# [Task statement]
Determine the count of lines holding "Allocations" and give that count alone.

_ _ _ _ _

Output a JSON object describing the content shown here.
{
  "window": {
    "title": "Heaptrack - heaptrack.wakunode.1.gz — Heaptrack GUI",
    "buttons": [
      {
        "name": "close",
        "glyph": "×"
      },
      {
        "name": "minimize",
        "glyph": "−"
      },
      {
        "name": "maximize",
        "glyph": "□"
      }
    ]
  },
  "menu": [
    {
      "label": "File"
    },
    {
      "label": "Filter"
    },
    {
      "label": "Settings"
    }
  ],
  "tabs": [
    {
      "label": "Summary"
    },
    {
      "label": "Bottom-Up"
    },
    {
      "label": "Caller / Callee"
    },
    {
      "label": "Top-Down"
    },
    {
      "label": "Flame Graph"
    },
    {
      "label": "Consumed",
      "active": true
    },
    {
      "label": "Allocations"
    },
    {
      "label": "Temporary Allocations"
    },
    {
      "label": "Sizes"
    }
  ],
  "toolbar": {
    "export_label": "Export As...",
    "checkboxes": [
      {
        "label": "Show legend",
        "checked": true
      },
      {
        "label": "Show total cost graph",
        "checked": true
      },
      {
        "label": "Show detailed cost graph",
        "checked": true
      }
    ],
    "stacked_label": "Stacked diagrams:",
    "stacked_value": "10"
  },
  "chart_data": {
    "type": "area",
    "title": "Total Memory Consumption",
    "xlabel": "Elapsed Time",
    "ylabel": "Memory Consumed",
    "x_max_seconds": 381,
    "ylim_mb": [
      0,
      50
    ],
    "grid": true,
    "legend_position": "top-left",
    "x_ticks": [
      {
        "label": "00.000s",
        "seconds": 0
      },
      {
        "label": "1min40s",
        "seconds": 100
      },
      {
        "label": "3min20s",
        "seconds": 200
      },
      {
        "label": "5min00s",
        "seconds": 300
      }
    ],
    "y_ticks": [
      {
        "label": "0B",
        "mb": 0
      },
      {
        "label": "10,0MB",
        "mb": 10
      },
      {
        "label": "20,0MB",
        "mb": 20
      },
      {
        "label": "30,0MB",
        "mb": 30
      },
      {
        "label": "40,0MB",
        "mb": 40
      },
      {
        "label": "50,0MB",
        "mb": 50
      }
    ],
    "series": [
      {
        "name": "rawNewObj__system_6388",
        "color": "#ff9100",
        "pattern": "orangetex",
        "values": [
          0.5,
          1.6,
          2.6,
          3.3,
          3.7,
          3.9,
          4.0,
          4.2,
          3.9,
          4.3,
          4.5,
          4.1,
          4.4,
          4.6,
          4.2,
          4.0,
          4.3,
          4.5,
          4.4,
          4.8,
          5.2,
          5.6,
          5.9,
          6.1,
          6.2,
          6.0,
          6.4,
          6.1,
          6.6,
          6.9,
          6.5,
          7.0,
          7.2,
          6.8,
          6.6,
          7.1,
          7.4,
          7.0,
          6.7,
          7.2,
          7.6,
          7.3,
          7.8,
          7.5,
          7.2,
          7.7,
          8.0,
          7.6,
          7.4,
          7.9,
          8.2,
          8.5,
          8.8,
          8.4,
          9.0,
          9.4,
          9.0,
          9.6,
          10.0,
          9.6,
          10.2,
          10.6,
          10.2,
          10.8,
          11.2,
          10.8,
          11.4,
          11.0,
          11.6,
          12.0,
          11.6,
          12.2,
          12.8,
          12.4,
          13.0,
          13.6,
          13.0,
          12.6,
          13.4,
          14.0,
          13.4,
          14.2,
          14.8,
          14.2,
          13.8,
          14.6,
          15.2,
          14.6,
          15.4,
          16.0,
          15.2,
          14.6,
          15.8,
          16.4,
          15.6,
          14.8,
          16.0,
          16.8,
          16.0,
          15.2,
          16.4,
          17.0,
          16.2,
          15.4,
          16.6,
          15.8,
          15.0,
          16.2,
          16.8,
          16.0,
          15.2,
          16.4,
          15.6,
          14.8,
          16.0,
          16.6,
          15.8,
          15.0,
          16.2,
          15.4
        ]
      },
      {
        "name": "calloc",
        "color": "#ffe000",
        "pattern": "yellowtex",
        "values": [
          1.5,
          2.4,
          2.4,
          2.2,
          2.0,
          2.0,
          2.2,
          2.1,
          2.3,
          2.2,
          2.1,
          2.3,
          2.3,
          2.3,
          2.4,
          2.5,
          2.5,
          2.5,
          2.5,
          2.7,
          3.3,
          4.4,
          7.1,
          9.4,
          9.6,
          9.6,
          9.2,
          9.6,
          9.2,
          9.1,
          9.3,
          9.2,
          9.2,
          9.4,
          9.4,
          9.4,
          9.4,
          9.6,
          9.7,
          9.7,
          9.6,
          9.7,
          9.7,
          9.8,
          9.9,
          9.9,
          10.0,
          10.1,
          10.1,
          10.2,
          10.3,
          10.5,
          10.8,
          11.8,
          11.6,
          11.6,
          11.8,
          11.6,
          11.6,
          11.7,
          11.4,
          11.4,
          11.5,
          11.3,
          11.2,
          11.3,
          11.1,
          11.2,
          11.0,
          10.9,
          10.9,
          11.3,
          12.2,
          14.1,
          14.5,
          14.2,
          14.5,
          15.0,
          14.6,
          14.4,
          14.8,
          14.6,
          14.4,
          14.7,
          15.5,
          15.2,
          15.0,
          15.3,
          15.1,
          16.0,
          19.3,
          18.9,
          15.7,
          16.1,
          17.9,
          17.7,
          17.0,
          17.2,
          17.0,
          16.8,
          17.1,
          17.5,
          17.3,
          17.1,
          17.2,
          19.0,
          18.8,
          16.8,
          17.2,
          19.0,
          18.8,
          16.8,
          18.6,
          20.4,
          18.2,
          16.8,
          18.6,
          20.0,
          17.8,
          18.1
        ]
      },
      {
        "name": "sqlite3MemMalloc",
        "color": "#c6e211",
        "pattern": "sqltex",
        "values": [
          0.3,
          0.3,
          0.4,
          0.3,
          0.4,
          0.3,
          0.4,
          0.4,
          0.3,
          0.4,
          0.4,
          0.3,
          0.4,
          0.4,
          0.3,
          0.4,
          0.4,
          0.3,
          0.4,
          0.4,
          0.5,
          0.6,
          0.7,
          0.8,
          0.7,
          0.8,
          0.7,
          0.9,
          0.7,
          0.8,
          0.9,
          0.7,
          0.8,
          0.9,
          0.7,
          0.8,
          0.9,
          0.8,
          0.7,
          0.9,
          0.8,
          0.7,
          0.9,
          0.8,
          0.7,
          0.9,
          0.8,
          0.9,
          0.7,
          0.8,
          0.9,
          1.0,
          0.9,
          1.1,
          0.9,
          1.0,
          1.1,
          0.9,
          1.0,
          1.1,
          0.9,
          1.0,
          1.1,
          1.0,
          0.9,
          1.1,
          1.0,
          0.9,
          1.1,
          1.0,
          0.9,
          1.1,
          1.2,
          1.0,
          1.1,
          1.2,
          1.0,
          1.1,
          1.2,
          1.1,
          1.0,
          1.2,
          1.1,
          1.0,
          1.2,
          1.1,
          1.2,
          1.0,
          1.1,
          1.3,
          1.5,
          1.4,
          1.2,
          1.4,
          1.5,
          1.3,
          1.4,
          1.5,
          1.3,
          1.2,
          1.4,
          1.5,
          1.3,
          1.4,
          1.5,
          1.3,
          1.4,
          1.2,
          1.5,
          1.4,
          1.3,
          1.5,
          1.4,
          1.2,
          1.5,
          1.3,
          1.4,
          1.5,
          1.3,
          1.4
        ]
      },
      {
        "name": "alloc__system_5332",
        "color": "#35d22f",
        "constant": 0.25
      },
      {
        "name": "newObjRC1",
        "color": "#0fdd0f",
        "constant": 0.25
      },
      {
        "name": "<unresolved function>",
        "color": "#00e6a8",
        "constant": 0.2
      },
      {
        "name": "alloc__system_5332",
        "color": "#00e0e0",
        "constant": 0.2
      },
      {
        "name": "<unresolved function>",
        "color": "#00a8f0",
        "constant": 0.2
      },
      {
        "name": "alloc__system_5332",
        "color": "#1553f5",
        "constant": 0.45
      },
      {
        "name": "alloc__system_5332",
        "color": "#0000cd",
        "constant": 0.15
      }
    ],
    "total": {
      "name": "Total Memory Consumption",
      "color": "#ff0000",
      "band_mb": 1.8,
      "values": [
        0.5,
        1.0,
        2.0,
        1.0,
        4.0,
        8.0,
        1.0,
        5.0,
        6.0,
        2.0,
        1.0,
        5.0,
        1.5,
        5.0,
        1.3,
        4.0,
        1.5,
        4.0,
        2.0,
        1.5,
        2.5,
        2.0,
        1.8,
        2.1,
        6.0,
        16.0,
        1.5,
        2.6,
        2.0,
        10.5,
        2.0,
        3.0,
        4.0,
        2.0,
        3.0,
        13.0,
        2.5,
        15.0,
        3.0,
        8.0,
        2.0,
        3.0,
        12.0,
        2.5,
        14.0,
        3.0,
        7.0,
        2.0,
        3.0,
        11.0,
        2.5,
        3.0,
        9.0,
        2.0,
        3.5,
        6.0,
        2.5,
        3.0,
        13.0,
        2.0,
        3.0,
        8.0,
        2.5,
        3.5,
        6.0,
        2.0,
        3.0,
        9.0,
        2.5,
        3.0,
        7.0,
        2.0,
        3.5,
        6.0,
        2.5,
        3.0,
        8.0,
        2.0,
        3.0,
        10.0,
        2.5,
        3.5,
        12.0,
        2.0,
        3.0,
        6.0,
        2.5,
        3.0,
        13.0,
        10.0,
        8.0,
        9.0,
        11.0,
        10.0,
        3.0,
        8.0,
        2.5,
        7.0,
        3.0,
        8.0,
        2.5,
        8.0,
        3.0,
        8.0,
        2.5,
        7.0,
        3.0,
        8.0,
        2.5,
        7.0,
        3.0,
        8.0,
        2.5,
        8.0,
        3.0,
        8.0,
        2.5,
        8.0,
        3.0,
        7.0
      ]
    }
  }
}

_ _ _ _ _

# [Task result]
2